**Given problem:** Do not copy the pictures; transcribe all other material exactly.

**Data shown:**
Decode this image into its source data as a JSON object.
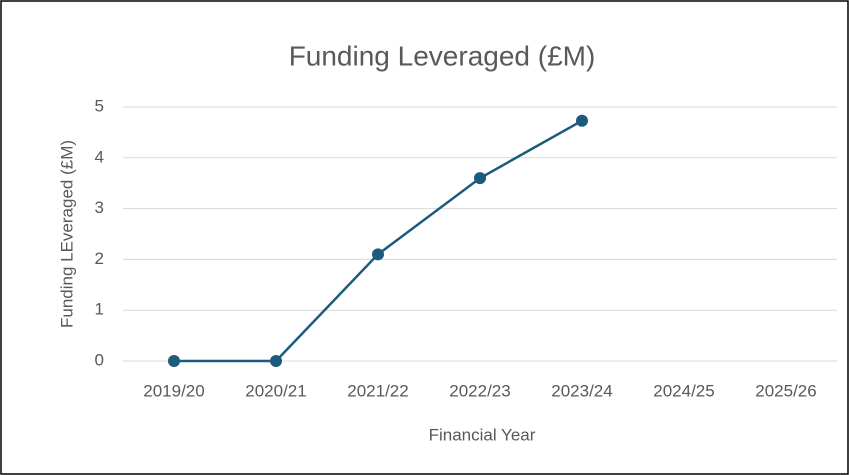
{
  "chart_data": {
    "type": "line",
    "title": "Funding Leveraged (£M)",
    "xlabel": "Financial Year",
    "ylabel": "Funding LEveraged (£M)",
    "categories": [
      "2019/20",
      "2020/21",
      "2021/22",
      "2022/23",
      "2023/24",
      "2024/25",
      "2025/26"
    ],
    "series": [
      {
        "name": "Funding Leveraged (£M)",
        "color": "#1b5b7e",
        "values": [
          0,
          0,
          2.1,
          3.6,
          4.73,
          null,
          null
        ]
      }
    ],
    "ylim": [
      0,
      5
    ],
    "yticks": [
      0,
      1,
      2,
      3,
      4,
      5
    ],
    "grid": true
  }
}
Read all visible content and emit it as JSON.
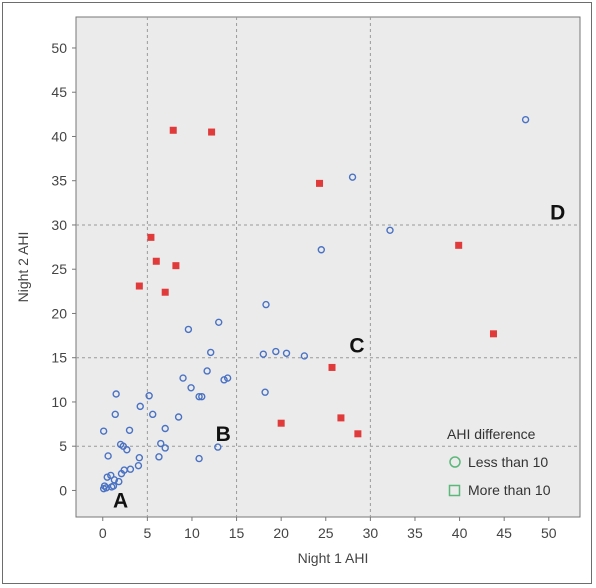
{
  "chart_data": {
    "type": "scatter",
    "xlabel": "Night 1 AHI",
    "ylabel": "Night 2 AHI",
    "xlim": [
      -3,
      53.5
    ],
    "ylim": [
      -3,
      53.5
    ],
    "xticks": [
      "0",
      "5",
      "10",
      "15",
      "20",
      "25",
      "30",
      "35",
      "40",
      "45",
      "50"
    ],
    "yticks": [
      "0",
      "5",
      "10",
      "15",
      "20",
      "25",
      "30",
      "35",
      "40",
      "45",
      "50"
    ],
    "grid": "dashed reference lines at 5, 15 and 30",
    "reference_lines": [
      5,
      15,
      30
    ],
    "region_labels": [
      {
        "text": "A",
        "x": 2,
        "y": -1
      },
      {
        "text": "B",
        "x": 13.5,
        "y": 6.5
      },
      {
        "text": "C",
        "x": 28.5,
        "y": 16.5
      },
      {
        "text": "D",
        "x": 51,
        "y": 31.5
      }
    ],
    "legend": {
      "title": "AHI difference",
      "position": "bottom-right",
      "entries": [
        "Less than 10",
        "More than 10"
      ]
    },
    "colors": {
      "less_than_10": "#4a72c4",
      "more_than_10": "#e03a3a",
      "legend_marker": "#5cb87a",
      "plot_background": "#ebebeb"
    },
    "series": [
      {
        "name": "Less than 10",
        "marker": "circle",
        "points": [
          [
            0.1,
            0.2
          ],
          [
            0.2,
            0.5
          ],
          [
            0.4,
            0.3
          ],
          [
            0.5,
            1.5
          ],
          [
            0.6,
            3.9
          ],
          [
            0.9,
            1.7
          ],
          [
            1.0,
            0.4
          ],
          [
            1.2,
            0.5
          ],
          [
            1.3,
            1.2
          ],
          [
            1.4,
            8.6
          ],
          [
            1.5,
            10.9
          ],
          [
            1.8,
            1.0
          ],
          [
            2.0,
            5.2
          ],
          [
            2.1,
            1.9
          ],
          [
            2.3,
            5.0
          ],
          [
            2.4,
            2.3
          ],
          [
            2.7,
            4.6
          ],
          [
            3.0,
            6.8
          ],
          [
            3.1,
            2.4
          ],
          [
            0.1,
            6.7
          ],
          [
            4.0,
            2.8
          ],
          [
            4.1,
            3.7
          ],
          [
            4.2,
            9.5
          ],
          [
            5.2,
            10.7
          ],
          [
            5.6,
            8.6
          ],
          [
            6.3,
            3.8
          ],
          [
            6.5,
            5.3
          ],
          [
            7.0,
            4.8
          ],
          [
            7.0,
            7.0
          ],
          [
            8.5,
            8.3
          ],
          [
            9.0,
            12.7
          ],
          [
            9.6,
            18.2
          ],
          [
            9.9,
            11.6
          ],
          [
            10.8,
            3.6
          ],
          [
            10.8,
            10.6
          ],
          [
            11.1,
            10.6
          ],
          [
            11.7,
            13.5
          ],
          [
            12.1,
            15.6
          ],
          [
            12.9,
            4.9
          ],
          [
            13.0,
            19.0
          ],
          [
            13.6,
            12.5
          ],
          [
            14.0,
            12.7
          ],
          [
            18.0,
            15.4
          ],
          [
            18.2,
            11.1
          ],
          [
            18.3,
            21.0
          ],
          [
            19.4,
            15.7
          ],
          [
            20.6,
            15.5
          ],
          [
            22.6,
            15.2
          ],
          [
            24.5,
            27.2
          ],
          [
            28.0,
            35.4
          ],
          [
            32.2,
            29.4
          ],
          [
            47.4,
            41.9
          ]
        ]
      },
      {
        "name": "More than 10",
        "marker": "square",
        "points": [
          [
            4.1,
            23.1
          ],
          [
            5.4,
            28.6
          ],
          [
            6.0,
            25.9
          ],
          [
            7.0,
            22.4
          ],
          [
            7.9,
            40.7
          ],
          [
            8.2,
            25.4
          ],
          [
            12.2,
            40.5
          ],
          [
            20.0,
            7.6
          ],
          [
            24.3,
            34.7
          ],
          [
            25.7,
            13.9
          ],
          [
            26.7,
            8.2
          ],
          [
            28.6,
            6.4
          ],
          [
            39.9,
            27.7
          ],
          [
            43.8,
            17.7
          ]
        ]
      }
    ]
  }
}
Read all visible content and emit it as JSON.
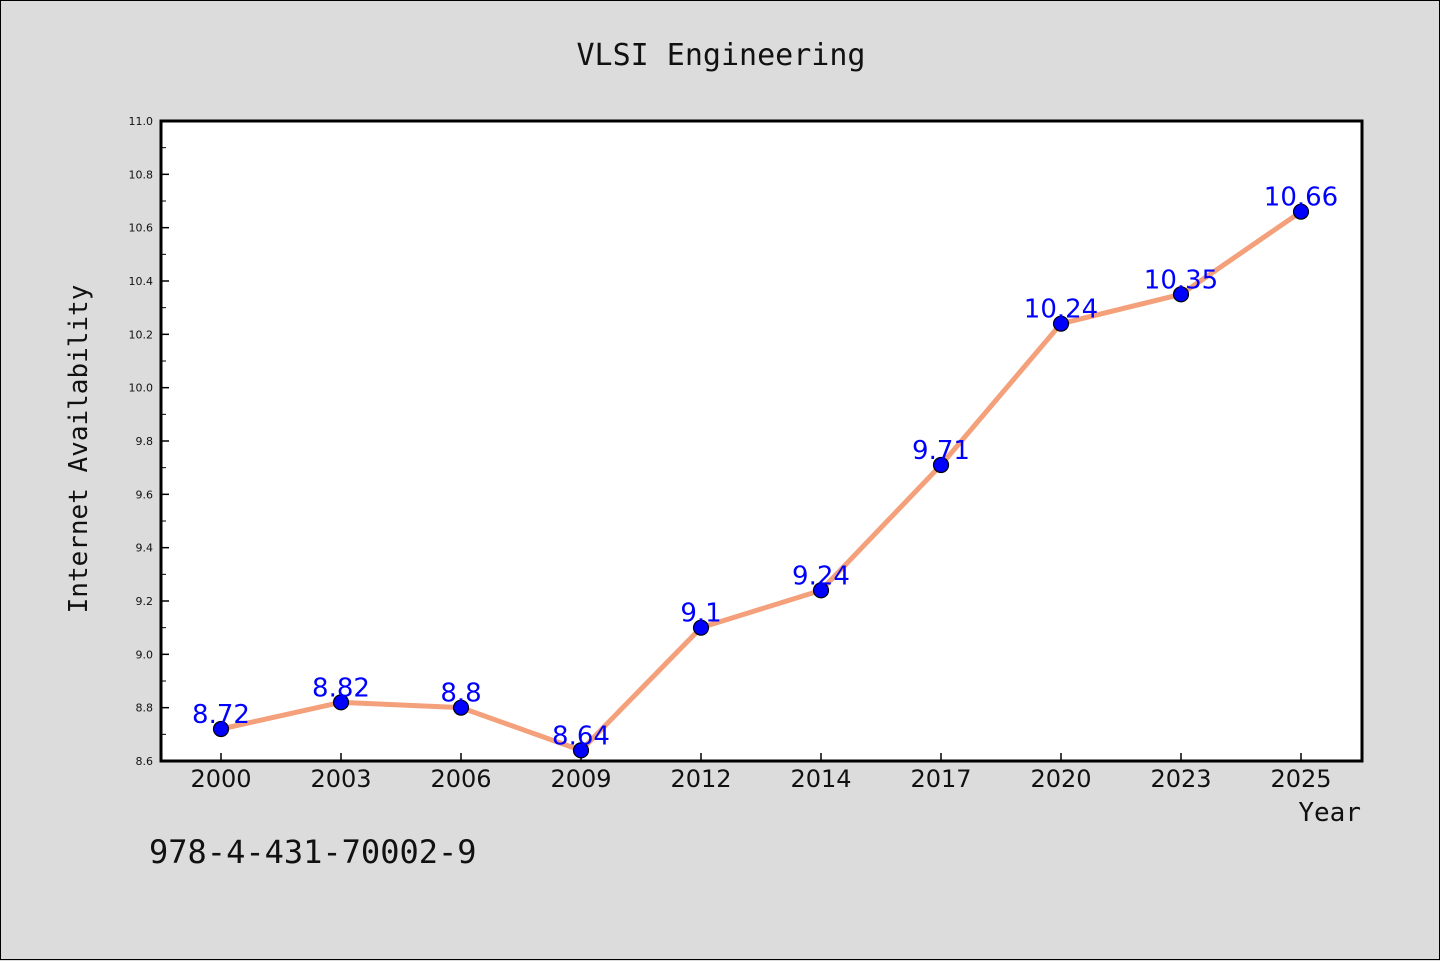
{
  "chart_data": {
    "type": "line",
    "title": "VLSI Engineering",
    "xlabel": "Year",
    "ylabel": "Internet Availability",
    "categories": [
      "2000",
      "2003",
      "2006",
      "2009",
      "2012",
      "2014",
      "2017",
      "2020",
      "2023",
      "2025"
    ],
    "series": [
      {
        "values": [
          8.72,
          8.82,
          8.8,
          8.64,
          9.1,
          9.24,
          9.71,
          10.24,
          10.35,
          10.66
        ]
      }
    ],
    "data_labels": [
      "8.72",
      "8.82",
      "8.8",
      "8.64",
      "9.1",
      "9.24",
      "9.71",
      "10.24",
      "10.35",
      "10.66"
    ],
    "ylim": [
      8.6,
      11.0
    ],
    "y_ticks": [
      "8.6",
      "8.8",
      "9.0",
      "9.2",
      "9.4",
      "9.6",
      "9.8",
      "10.0",
      "10.2",
      "10.4",
      "10.6",
      "10.8",
      "11.0"
    ],
    "grid": false,
    "legend": "none",
    "colors": {
      "line": "#f4a07a",
      "marker": "#0000ff",
      "labels": "#0000ff",
      "background": "#dcdcdc",
      "plot_background": "#ffffff"
    }
  },
  "footer_text": "978-4-431-70002-9"
}
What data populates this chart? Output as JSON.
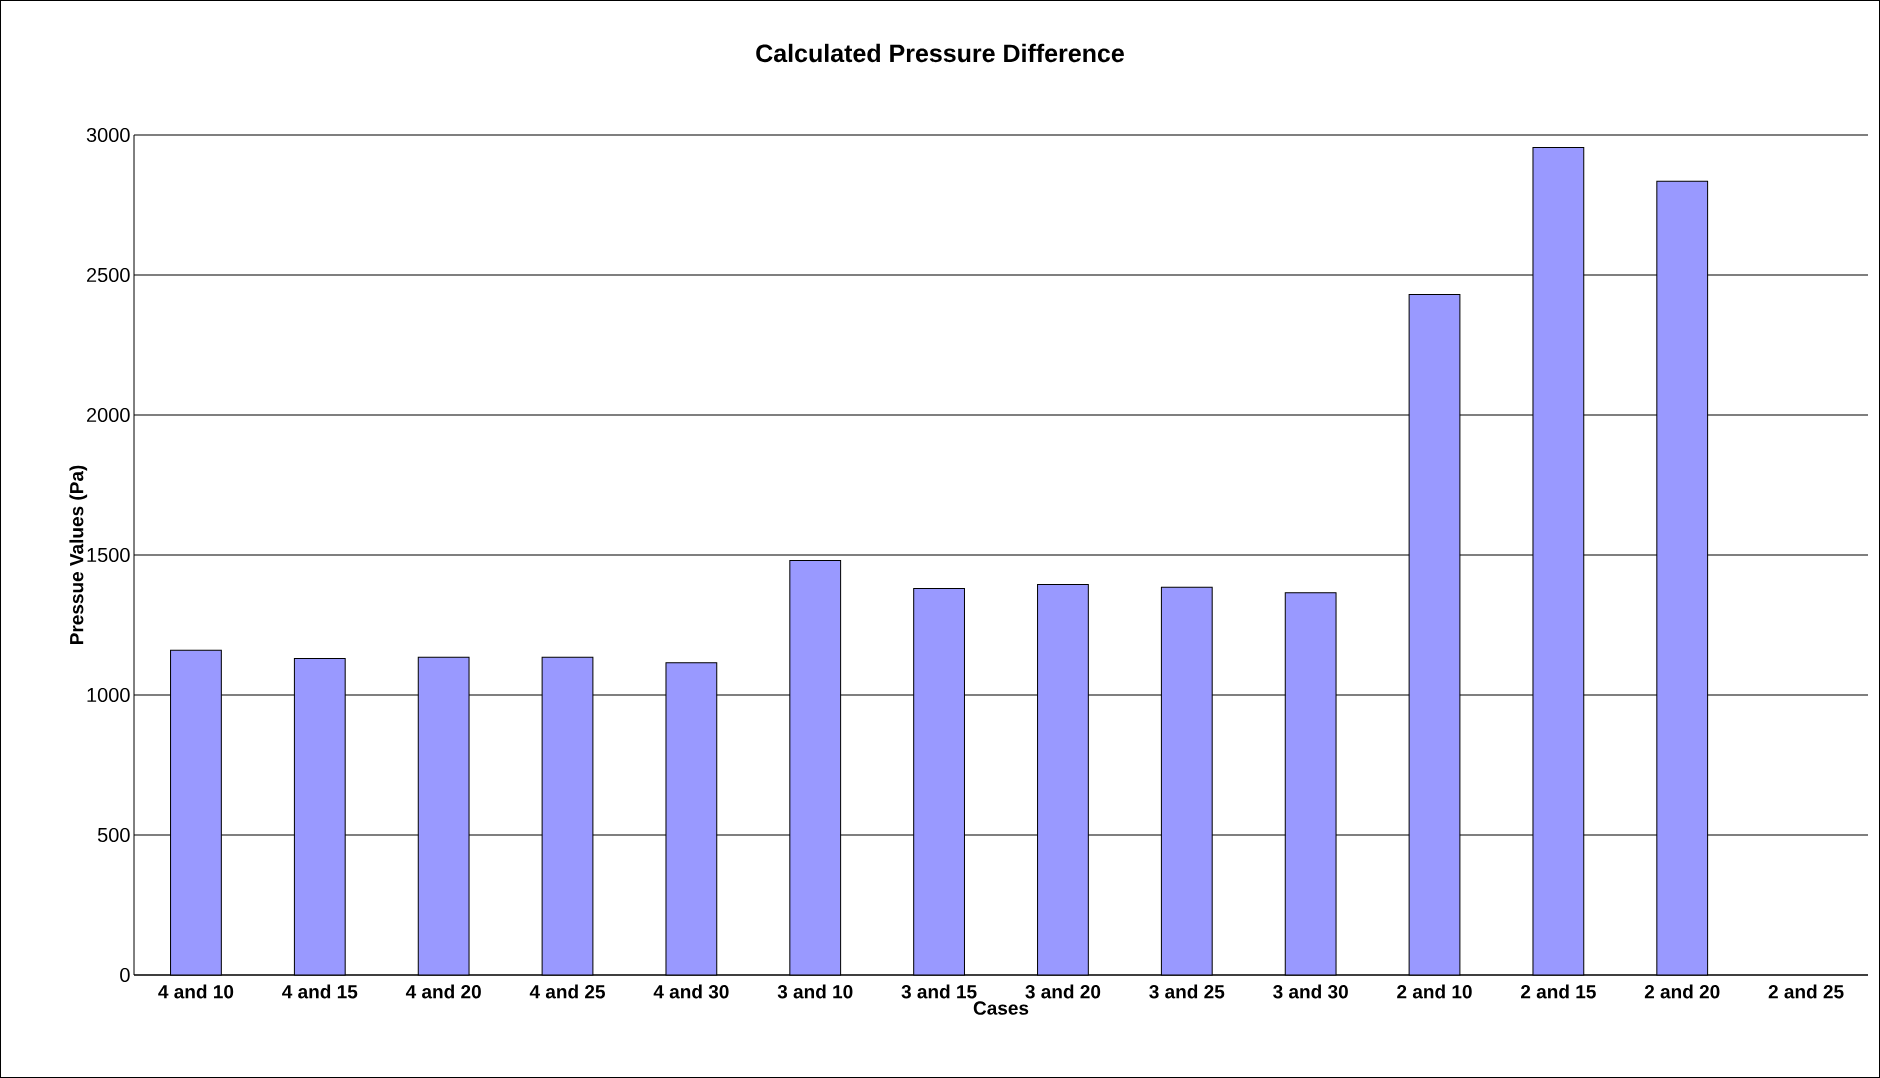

**Finished answer:**
Decode this image into its source data as a JSON object.
{
  "chart_data": {
    "type": "line",
    "title": "Funding Leveraged (£M)",
    "xlabel": "Financial Year",
    "ylabel": "Funding LEveraged (£M)",
    "categories": [
      "2019/20",
      "2020/21",
      "2021/22",
      "2022/23",
      "2023/24",
      "2024/25",
      "2025/26"
    ],
    "series": [
      {
        "name": "Funding Leveraged (£M)",
        "color": "#1b5b7e",
        "values": [
          0,
          0,
          2.1,
          3.6,
          4.73,
          null,
          null
        ]
      }
    ],
    "ylim": [
      0,
      5
    ],
    "yticks": [
      0,
      1,
      2,
      3,
      4,
      5
    ],
    "grid": true
  }
}
Read all visible content and emit it as JSON.
{
  "chart_data": {
    "type": "scatter",
    "xlabel": "Night 1 AHI",
    "ylabel": "Night 2 AHI",
    "xlim": [
      -3,
      53.5
    ],
    "ylim": [
      -3,
      53.5
    ],
    "xticks": [
      "0",
      "5",
      "10",
      "15",
      "20",
      "25",
      "30",
      "35",
      "40",
      "45",
      "50"
    ],
    "yticks": [
      "0",
      "5",
      "10",
      "15",
      "20",
      "25",
      "30",
      "35",
      "40",
      "45",
      "50"
    ],
    "grid": "dashed reference lines at 5, 15 and 30",
    "reference_lines": [
      5,
      15,
      30
    ],
    "region_labels": [
      {
        "text": "A",
        "x": 2,
        "y": -1
      },
      {
        "text": "B",
        "x": 13.5,
        "y": 6.5
      },
      {
        "text": "C",
        "x": 28.5,
        "y": 16.5
      },
      {
        "text": "D",
        "x": 51,
        "y": 31.5
      }
    ],
    "legend": {
      "title": "AHI difference",
      "position": "bottom-right",
      "entries": [
        "Less than 10",
        "More than 10"
      ]
    },
    "colors": {
      "less_than_10": "#4a72c4",
      "more_than_10": "#e03a3a",
      "legend_marker": "#5cb87a",
      "plot_background": "#ebebeb"
    },
    "series": [
      {
        "name": "Less than 10",
        "marker": "circle",
        "points": [
          [
            0.1,
            0.2
          ],
          [
            0.2,
            0.5
          ],
          [
            0.4,
            0.3
          ],
          [
            0.5,
            1.5
          ],
          [
            0.6,
            3.9
          ],
          [
            0.9,
            1.7
          ],
          [
            1.0,
            0.4
          ],
          [
            1.2,
            0.5
          ],
          [
            1.3,
            1.2
          ],
          [
            1.4,
            8.6
          ],
          [
            1.5,
            10.9
          ],
          [
            1.8,
            1.0
          ],
          [
            2.0,
            5.2
          ],
          [
            2.1,
            1.9
          ],
          [
            2.3,
            5.0
          ],
          [
            2.4,
            2.3
          ],
          [
            2.7,
            4.6
          ],
          [
            3.0,
            6.8
          ],
          [
            3.1,
            2.4
          ],
          [
            0.1,
            6.7
          ],
          [
            4.0,
            2.8
          ],
          [
            4.1,
            3.7
          ],
          [
            4.2,
            9.5
          ],
          [
            5.2,
            10.7
          ],
          [
            5.6,
            8.6
          ],
          [
            6.3,
            3.8
          ],
          [
            6.5,
            5.3
          ],
          [
            7.0,
            4.8
          ],
          [
            7.0,
            7.0
          ],
          [
            8.5,
            8.3
          ],
          [
            9.0,
            12.7
          ],
          [
            9.6,
            18.2
          ],
          [
            9.9,
            11.6
          ],
          [
            10.8,
            3.6
          ],
          [
            10.8,
            10.6
          ],
          [
            11.1,
            10.6
          ],
          [
            11.7,
            13.5
          ],
          [
            12.1,
            15.6
          ],
          [
            12.9,
            4.9
          ],
          [
            13.0,
            19.0
          ],
          [
            13.6,
            12.5
          ],
          [
            14.0,
            12.7
          ],
          [
            18.0,
            15.4
          ],
          [
            18.2,
            11.1
          ],
          [
            18.3,
            21.0
          ],
          [
            19.4,
            15.7
          ],
          [
            20.6,
            15.5
          ],
          [
            22.6,
            15.2
          ],
          [
            24.5,
            27.2
          ],
          [
            28.0,
            35.4
          ],
          [
            32.2,
            29.4
          ],
          [
            47.4,
            41.9
          ]
        ]
      },
      {
        "name": "More than 10",
        "marker": "square",
        "points": [
          [
            4.1,
            23.1
          ],
          [
            5.4,
            28.6
          ],
          [
            6.0,
            25.9
          ],
          [
            7.0,
            22.4
          ],
          [
            7.9,
            40.7
          ],
          [
            8.2,
            25.4
          ],
          [
            12.2,
            40.5
          ],
          [
            20.0,
            7.6
          ],
          [
            24.3,
            34.7
          ],
          [
            25.7,
            13.9
          ],
          [
            26.7,
            8.2
          ],
          [
            28.6,
            6.4
          ],
          [
            39.9,
            27.7
          ],
          [
            43.8,
            17.7
          ]
        ]
      }
    ]
  }
}
Read all visible content and emit it as JSON.
{
  "chart_data": {
    "type": "line",
    "title": "VLSI Engineering",
    "xlabel": "Year",
    "ylabel": "Internet Availability",
    "categories": [
      "2000",
      "2003",
      "2006",
      "2009",
      "2012",
      "2014",
      "2017",
      "2020",
      "2023",
      "2025"
    ],
    "series": [
      {
        "values": [
          8.72,
          8.82,
          8.8,
          8.64,
          9.1,
          9.24,
          9.71,
          10.24,
          10.35,
          10.66
        ]
      }
    ],
    "data_labels": [
      "8.72",
      "8.82",
      "8.8",
      "8.64",
      "9.1",
      "9.24",
      "9.71",
      "10.24",
      "10.35",
      "10.66"
    ],
    "ylim": [
      8.6,
      11.0
    ],
    "y_ticks": [
      "8.6",
      "8.8",
      "9.0",
      "9.2",
      "9.4",
      "9.6",
      "9.8",
      "10.0",
      "10.2",
      "10.4",
      "10.6",
      "10.8",
      "11.0"
    ],
    "grid": false,
    "legend": "none",
    "colors": {
      "line": "#f4a07a",
      "marker": "#0000ff",
      "labels": "#0000ff",
      "background": "#dcdcdc",
      "plot_background": "#ffffff"
    }
  },
  "footer_text": "978-4-431-70002-9"
}
What data populates this chart? Output as JSON.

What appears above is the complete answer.